■ Records supplied ■

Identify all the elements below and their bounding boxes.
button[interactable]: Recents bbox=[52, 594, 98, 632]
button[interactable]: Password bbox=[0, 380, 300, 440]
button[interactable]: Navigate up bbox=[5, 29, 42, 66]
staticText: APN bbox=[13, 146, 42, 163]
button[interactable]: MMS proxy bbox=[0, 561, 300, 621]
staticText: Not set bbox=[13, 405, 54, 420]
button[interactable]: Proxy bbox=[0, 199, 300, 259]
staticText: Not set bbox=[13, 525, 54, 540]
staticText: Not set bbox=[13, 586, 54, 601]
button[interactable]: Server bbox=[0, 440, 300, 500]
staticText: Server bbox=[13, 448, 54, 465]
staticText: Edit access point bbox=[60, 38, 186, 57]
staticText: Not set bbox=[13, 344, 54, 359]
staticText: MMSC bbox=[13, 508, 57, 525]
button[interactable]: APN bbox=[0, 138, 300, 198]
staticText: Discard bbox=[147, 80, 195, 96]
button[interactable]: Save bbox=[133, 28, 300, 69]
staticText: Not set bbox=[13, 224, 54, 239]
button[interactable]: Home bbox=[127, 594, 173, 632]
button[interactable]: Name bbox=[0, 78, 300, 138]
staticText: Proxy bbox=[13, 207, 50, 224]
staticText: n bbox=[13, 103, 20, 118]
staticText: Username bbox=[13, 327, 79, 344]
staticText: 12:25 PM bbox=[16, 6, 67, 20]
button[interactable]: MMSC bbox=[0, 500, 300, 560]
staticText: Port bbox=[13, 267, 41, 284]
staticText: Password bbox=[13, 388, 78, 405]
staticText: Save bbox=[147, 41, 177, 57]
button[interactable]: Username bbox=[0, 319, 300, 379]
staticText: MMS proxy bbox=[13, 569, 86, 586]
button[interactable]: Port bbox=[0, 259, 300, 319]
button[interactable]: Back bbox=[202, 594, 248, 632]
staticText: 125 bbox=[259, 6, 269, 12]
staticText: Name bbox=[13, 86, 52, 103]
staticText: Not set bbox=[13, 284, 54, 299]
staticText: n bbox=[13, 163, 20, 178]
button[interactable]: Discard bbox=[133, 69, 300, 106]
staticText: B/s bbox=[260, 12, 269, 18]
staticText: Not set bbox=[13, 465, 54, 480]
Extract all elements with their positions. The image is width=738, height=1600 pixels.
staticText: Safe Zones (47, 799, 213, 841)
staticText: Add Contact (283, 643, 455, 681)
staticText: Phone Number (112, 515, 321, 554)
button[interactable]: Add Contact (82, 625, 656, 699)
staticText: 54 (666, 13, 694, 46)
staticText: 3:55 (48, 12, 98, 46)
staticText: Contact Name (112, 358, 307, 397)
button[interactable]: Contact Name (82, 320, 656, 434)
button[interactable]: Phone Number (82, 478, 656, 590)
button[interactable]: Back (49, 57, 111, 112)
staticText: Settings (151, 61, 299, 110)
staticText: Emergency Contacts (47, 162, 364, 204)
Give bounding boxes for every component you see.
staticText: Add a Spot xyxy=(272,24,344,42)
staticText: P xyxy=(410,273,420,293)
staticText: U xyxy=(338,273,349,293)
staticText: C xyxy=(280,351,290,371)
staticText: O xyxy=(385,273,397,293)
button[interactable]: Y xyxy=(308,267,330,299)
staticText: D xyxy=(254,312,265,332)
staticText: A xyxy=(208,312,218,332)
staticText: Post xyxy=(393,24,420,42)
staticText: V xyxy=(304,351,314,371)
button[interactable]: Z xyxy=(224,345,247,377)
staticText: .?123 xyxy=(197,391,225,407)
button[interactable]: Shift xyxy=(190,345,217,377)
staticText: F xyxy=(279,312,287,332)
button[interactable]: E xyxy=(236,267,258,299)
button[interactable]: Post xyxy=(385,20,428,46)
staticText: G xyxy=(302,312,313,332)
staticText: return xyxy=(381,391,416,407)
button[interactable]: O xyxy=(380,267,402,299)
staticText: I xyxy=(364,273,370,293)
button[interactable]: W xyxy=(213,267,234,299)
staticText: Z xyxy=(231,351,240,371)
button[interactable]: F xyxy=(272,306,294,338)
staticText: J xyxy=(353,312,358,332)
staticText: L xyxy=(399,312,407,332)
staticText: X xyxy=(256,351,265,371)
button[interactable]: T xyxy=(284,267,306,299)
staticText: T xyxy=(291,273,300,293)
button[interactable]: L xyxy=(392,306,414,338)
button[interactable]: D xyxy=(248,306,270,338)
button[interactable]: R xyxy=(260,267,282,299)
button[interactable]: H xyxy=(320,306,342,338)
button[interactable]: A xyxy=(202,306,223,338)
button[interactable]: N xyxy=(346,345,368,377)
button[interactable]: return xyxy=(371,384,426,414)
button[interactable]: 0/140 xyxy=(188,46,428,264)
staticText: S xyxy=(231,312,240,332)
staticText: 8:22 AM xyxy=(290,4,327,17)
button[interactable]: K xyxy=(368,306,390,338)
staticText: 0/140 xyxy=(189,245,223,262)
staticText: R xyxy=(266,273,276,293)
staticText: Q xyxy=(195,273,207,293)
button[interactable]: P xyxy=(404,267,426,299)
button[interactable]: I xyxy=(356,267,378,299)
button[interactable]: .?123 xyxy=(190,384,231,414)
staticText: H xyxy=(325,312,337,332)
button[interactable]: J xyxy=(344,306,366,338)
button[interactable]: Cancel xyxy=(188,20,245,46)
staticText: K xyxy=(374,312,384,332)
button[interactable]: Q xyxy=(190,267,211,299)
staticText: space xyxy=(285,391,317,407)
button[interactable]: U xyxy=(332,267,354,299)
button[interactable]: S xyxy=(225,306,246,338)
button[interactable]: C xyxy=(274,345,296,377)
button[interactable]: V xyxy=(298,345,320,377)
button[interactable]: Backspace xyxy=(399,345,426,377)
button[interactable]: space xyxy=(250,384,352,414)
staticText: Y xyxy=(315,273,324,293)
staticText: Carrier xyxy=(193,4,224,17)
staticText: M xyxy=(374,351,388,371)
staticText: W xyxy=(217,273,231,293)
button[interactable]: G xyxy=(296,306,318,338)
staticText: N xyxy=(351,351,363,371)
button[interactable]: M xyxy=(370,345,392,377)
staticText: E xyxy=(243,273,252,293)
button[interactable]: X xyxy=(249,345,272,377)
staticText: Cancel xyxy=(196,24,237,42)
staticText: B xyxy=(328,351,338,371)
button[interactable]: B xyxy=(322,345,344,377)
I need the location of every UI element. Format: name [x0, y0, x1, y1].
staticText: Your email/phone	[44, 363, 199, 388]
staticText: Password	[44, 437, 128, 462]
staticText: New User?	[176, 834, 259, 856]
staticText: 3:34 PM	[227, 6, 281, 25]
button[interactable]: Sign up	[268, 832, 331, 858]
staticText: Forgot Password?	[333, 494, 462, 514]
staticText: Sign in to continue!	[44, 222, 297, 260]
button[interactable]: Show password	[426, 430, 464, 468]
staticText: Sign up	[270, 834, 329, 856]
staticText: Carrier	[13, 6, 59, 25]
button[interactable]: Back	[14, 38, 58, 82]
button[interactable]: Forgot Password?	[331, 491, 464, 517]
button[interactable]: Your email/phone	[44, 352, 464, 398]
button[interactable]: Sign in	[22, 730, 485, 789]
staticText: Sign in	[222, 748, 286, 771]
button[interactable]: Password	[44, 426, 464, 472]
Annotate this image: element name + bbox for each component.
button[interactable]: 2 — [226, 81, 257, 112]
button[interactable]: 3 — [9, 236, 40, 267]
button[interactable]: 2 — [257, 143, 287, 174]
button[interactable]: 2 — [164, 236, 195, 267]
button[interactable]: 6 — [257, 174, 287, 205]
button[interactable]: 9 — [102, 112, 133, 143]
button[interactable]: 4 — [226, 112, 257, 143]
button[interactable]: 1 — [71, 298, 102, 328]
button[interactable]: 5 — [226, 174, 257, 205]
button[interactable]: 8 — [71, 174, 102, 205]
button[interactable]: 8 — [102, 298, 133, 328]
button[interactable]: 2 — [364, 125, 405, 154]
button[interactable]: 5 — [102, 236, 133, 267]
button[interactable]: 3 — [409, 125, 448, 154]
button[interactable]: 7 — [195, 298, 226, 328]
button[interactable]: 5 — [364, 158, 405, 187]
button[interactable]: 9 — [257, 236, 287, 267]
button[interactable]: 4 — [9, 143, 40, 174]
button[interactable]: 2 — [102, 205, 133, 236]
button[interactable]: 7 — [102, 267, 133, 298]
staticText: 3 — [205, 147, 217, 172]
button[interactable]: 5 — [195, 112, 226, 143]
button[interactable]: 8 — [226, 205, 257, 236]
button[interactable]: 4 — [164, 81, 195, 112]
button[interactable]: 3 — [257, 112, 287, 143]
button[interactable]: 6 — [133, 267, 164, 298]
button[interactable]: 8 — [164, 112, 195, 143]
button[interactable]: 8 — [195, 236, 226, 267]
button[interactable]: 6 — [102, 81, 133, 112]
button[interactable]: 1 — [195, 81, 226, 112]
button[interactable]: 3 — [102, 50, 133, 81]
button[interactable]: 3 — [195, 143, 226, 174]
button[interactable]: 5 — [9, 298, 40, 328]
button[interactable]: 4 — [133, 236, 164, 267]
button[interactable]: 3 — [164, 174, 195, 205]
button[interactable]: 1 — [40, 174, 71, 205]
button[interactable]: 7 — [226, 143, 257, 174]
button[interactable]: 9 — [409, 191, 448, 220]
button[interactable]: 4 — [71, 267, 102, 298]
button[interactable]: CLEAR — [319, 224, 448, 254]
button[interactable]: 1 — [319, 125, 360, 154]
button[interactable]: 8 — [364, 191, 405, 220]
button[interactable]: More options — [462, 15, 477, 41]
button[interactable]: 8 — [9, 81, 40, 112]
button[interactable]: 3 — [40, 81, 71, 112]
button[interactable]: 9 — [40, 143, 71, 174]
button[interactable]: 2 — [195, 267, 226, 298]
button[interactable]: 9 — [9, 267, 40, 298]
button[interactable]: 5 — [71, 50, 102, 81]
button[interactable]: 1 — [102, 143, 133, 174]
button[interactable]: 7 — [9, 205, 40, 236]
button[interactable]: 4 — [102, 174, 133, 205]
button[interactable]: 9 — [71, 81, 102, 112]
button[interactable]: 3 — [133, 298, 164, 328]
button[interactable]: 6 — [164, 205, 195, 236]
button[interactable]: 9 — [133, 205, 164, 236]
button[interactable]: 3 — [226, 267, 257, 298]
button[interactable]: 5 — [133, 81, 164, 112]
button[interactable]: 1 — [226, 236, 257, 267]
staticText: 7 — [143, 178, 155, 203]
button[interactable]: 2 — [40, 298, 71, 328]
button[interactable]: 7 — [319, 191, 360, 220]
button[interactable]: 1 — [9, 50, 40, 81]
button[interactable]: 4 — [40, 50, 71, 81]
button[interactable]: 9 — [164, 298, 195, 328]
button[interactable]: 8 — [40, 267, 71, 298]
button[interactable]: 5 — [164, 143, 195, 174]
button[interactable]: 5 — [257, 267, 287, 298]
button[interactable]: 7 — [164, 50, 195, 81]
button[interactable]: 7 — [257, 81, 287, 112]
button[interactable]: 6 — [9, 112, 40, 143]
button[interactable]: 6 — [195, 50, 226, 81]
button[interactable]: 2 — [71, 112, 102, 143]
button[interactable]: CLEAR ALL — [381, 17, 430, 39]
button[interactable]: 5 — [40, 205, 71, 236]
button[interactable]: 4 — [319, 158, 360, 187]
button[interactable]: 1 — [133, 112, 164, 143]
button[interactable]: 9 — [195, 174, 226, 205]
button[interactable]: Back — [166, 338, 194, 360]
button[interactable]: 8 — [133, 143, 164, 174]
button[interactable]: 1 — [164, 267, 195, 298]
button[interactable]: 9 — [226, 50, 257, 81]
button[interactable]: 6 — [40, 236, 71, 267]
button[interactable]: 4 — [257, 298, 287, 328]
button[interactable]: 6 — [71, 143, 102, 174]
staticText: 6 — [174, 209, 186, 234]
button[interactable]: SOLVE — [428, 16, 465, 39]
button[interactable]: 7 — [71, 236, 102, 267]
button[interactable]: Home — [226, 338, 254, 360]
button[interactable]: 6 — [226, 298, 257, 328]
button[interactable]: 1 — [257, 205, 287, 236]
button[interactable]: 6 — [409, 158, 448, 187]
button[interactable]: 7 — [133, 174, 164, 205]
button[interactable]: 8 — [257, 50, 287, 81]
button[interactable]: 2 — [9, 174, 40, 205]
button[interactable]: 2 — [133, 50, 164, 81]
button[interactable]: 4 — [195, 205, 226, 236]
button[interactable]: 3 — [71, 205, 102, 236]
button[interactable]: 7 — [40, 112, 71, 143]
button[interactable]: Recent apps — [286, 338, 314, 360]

■ What is asked ■
Switch "Navigate up" to "Go back" in the records, starting at their first line and ending with the line that contains "button[interactable]: MMS proxy". Write those lines out again with everything else left as it is.

■ Answer for the task ■
Identify all the elements below and their bounding boxes.
button[interactable]: Recents bbox=[52, 594, 98, 632]
button[interactable]: Password bbox=[0, 380, 300, 440]
button[interactable]: Go back bbox=[5, 29, 42, 66]
staticText: APN bbox=[13, 146, 42, 163]
button[interactable]: MMS proxy bbox=[0, 561, 300, 621]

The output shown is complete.